Problema breve.
Estrai le righe dei dati dall'inizio fino alla riga con "tag-chip[interactable]: 建筑 <box>250", inclusa, e ricopiale senza alcuna modifica.

========================

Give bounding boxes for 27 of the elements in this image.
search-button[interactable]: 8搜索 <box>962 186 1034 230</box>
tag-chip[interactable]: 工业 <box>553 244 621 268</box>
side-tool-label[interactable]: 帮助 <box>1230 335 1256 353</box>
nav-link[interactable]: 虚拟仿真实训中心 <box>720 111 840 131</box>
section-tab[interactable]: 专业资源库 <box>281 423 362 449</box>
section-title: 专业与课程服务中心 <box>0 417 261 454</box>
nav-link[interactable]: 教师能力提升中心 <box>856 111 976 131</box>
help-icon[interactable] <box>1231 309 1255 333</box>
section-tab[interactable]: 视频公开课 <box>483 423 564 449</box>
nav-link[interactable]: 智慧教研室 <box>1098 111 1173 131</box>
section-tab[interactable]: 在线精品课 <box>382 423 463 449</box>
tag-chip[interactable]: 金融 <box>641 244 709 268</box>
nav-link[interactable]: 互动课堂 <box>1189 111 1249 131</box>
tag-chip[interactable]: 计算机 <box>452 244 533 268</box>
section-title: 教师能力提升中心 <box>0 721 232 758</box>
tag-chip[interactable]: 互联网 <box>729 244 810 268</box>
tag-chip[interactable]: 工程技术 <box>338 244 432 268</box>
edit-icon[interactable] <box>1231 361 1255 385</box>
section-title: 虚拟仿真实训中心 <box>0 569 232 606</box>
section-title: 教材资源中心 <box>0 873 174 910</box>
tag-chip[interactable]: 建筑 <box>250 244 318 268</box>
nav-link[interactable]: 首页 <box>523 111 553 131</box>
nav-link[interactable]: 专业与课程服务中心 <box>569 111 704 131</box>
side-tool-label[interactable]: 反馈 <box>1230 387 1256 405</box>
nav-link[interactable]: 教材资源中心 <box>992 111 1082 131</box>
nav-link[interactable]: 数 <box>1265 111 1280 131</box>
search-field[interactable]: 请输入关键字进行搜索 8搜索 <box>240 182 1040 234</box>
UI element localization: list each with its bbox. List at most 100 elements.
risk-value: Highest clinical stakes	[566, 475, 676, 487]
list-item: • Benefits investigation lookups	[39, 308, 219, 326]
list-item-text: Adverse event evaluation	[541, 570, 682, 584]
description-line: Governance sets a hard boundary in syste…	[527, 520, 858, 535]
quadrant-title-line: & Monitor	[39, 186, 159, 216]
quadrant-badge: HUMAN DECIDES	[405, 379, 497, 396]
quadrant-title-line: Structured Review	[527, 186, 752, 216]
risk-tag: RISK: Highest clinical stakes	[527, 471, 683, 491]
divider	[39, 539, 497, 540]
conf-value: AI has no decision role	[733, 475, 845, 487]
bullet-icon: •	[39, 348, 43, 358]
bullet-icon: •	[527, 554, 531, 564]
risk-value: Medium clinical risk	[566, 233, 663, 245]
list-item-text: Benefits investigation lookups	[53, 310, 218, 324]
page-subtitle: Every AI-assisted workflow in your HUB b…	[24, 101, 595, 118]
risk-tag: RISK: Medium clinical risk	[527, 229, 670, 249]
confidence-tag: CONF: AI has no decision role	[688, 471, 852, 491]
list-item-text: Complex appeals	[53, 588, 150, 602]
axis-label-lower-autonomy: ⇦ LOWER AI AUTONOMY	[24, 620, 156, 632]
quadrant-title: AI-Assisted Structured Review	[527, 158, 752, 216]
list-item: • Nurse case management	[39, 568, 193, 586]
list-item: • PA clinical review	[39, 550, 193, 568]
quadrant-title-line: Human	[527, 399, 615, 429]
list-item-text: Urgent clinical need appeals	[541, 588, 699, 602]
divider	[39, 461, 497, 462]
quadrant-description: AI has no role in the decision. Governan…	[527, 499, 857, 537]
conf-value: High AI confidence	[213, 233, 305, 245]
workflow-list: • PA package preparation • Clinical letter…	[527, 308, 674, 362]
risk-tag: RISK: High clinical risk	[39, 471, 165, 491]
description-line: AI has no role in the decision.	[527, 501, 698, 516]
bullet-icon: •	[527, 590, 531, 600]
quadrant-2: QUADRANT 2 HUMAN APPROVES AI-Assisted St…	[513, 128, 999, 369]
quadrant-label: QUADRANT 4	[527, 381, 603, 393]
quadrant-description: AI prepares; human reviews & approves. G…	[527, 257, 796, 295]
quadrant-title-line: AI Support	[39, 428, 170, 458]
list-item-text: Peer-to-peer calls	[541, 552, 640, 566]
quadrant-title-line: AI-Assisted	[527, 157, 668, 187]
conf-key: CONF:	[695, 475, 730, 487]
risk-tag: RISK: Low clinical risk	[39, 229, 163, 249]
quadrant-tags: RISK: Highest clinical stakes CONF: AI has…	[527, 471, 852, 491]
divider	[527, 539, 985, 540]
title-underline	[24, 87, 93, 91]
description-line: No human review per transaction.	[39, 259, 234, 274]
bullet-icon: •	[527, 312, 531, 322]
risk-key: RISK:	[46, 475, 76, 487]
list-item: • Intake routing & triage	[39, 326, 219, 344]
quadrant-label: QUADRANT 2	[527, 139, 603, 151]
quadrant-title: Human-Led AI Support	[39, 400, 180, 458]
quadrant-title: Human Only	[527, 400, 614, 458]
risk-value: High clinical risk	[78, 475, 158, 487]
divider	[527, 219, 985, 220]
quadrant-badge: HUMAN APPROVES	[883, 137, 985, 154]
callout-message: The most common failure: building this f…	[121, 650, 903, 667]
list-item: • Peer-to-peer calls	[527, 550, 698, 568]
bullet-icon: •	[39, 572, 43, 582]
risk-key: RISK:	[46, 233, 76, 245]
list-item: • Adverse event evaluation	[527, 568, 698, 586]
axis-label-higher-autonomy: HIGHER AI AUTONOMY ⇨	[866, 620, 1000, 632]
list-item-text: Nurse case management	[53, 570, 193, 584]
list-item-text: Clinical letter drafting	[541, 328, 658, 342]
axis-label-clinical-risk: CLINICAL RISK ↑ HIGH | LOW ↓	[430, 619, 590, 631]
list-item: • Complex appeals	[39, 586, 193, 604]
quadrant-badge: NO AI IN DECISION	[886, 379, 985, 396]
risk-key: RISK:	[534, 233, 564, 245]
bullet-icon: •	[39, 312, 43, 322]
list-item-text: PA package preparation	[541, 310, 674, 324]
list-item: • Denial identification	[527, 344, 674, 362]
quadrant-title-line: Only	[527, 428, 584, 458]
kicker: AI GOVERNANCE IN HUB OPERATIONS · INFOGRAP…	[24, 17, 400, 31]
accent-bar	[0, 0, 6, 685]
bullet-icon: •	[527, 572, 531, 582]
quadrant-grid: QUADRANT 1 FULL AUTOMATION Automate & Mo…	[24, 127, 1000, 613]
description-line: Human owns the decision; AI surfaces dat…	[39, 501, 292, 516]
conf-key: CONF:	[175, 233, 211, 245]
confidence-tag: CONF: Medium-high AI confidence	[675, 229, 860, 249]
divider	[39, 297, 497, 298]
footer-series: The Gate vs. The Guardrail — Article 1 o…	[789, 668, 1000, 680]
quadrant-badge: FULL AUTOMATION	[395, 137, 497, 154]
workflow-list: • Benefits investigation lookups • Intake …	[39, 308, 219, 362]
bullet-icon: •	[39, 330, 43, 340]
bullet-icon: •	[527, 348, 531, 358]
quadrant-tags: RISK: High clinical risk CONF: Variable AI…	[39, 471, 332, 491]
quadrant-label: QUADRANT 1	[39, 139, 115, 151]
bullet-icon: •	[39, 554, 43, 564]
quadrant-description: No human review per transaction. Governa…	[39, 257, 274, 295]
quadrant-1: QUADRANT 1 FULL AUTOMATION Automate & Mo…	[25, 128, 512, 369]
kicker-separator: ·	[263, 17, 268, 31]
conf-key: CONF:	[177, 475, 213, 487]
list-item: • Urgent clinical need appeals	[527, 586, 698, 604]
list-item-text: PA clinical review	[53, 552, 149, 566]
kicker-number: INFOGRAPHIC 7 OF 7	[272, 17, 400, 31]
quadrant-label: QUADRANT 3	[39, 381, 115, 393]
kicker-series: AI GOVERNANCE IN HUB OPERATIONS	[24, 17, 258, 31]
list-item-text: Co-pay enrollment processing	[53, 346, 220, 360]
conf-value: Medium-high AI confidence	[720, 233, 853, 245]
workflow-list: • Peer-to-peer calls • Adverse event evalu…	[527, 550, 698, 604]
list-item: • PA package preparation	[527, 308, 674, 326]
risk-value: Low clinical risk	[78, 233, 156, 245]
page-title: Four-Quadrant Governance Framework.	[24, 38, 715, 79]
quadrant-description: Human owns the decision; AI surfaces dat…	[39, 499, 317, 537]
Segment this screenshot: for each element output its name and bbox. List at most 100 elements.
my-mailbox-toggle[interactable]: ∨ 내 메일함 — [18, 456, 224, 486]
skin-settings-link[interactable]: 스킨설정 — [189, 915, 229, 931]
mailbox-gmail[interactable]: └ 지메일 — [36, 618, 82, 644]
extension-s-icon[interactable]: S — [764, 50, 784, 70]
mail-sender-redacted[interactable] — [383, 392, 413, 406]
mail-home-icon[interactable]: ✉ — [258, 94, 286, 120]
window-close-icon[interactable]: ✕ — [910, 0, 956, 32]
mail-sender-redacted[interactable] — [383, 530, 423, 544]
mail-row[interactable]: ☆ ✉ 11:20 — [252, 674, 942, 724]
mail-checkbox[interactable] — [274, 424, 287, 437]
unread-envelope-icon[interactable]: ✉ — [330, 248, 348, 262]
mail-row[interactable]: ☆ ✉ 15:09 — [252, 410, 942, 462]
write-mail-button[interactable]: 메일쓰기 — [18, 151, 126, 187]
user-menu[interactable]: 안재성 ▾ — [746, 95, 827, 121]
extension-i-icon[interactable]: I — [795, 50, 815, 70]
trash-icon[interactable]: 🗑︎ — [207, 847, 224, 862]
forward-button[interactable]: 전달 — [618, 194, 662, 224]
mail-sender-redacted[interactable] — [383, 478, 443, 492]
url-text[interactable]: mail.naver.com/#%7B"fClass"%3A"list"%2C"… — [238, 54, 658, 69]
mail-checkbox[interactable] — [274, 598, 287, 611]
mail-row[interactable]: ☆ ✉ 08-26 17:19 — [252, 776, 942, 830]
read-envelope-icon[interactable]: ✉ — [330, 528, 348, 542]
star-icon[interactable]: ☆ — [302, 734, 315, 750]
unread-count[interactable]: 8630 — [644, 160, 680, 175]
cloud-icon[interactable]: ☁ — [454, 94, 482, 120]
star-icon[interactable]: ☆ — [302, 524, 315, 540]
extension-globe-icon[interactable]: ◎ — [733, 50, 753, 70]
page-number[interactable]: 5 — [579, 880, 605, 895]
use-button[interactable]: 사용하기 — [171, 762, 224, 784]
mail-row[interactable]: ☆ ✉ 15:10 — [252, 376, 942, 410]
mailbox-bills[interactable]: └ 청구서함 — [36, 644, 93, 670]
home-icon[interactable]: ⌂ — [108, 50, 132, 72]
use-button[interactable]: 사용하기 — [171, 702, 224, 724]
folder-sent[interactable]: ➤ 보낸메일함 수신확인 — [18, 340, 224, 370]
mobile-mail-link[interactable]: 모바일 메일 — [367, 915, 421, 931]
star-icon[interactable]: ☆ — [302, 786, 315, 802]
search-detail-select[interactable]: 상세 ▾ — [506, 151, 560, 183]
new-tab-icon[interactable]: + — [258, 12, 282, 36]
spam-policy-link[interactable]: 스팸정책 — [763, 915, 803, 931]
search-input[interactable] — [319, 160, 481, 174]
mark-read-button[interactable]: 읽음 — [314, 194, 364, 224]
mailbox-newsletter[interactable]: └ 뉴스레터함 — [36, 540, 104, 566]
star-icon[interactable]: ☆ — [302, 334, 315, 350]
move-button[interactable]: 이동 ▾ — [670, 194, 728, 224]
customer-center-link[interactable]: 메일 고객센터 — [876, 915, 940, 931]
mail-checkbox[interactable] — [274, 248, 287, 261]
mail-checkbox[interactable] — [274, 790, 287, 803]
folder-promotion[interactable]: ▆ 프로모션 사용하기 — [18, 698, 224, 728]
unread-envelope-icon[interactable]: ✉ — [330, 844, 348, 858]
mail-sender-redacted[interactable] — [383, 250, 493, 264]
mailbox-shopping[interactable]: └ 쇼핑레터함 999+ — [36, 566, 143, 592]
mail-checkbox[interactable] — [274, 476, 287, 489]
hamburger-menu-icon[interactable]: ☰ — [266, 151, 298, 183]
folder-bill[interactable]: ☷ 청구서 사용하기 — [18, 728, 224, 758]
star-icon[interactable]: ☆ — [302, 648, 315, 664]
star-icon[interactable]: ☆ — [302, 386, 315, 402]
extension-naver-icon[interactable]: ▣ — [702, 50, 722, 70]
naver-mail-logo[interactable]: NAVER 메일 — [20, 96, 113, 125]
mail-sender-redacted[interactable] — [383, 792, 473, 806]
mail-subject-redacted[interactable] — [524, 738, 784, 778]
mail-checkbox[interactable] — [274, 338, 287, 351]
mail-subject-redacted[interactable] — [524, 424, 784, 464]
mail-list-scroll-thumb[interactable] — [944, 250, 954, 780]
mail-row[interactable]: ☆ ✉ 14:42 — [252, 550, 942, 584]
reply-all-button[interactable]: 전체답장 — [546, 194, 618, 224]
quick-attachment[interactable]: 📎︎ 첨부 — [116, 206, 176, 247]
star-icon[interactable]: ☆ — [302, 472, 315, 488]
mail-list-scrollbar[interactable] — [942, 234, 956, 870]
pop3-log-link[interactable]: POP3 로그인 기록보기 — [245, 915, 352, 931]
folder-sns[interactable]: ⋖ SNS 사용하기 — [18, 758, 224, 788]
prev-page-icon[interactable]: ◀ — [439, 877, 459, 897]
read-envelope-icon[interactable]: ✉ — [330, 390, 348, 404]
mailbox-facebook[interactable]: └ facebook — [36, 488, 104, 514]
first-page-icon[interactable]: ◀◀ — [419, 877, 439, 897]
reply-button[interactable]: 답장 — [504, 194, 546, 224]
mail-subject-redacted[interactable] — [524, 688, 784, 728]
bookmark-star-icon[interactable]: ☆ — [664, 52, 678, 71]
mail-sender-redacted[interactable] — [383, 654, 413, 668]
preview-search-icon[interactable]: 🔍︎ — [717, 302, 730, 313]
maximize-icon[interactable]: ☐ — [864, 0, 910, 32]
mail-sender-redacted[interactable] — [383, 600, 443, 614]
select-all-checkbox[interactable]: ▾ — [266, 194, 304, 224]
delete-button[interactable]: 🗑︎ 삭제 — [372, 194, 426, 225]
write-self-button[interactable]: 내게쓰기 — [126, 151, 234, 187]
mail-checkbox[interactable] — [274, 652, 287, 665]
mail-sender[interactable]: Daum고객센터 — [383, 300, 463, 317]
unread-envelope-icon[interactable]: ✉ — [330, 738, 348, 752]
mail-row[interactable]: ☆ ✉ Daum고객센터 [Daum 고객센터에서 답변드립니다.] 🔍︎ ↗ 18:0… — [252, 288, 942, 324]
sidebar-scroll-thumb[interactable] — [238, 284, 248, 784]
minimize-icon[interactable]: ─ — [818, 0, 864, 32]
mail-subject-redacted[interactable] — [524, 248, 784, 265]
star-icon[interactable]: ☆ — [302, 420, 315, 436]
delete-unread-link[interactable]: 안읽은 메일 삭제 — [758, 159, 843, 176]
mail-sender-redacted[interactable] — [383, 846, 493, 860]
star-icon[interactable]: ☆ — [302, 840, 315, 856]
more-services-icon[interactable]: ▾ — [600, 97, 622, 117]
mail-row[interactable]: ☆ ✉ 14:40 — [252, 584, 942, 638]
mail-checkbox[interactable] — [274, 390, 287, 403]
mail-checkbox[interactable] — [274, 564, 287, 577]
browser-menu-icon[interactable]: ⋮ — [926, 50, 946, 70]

========================

Risultato finale.
Give bounding boxes for 27 of the elements in this image.
search-button[interactable]: 8搜索 <box>962 186 1034 230</box>
tag-chip[interactable]: 工业 <box>553 244 621 268</box>
side-tool-label[interactable]: 帮助 <box>1230 335 1256 353</box>
nav-link[interactable]: 虚拟仿真实训中心 <box>720 111 840 131</box>
section-tab[interactable]: 专业资源库 <box>281 423 362 449</box>
section-title: 专业与课程服务中心 <box>0 417 261 454</box>
nav-link[interactable]: 教师能力提升中心 <box>856 111 976 131</box>
help-icon[interactable] <box>1231 309 1255 333</box>
section-tab[interactable]: 视频公开课 <box>483 423 564 449</box>
nav-link[interactable]: 智慧教研室 <box>1098 111 1173 131</box>
section-tab[interactable]: 在线精品课 <box>382 423 463 449</box>
tag-chip[interactable]: 金融 <box>641 244 709 268</box>
nav-link[interactable]: 互动课堂 <box>1189 111 1249 131</box>
tag-chip[interactable]: 计算机 <box>452 244 533 268</box>
section-title: 教师能力提升中心 <box>0 721 232 758</box>
tag-chip[interactable]: 互联网 <box>729 244 810 268</box>
tag-chip[interactable]: 工程技术 <box>338 244 432 268</box>
edit-icon[interactable] <box>1231 361 1255 385</box>
section-title: 虚拟仿真实训中心 <box>0 569 232 606</box>
section-title: 教材资源中心 <box>0 873 174 910</box>
tag-chip[interactable]: 建筑 <box>250 244 318 268</box>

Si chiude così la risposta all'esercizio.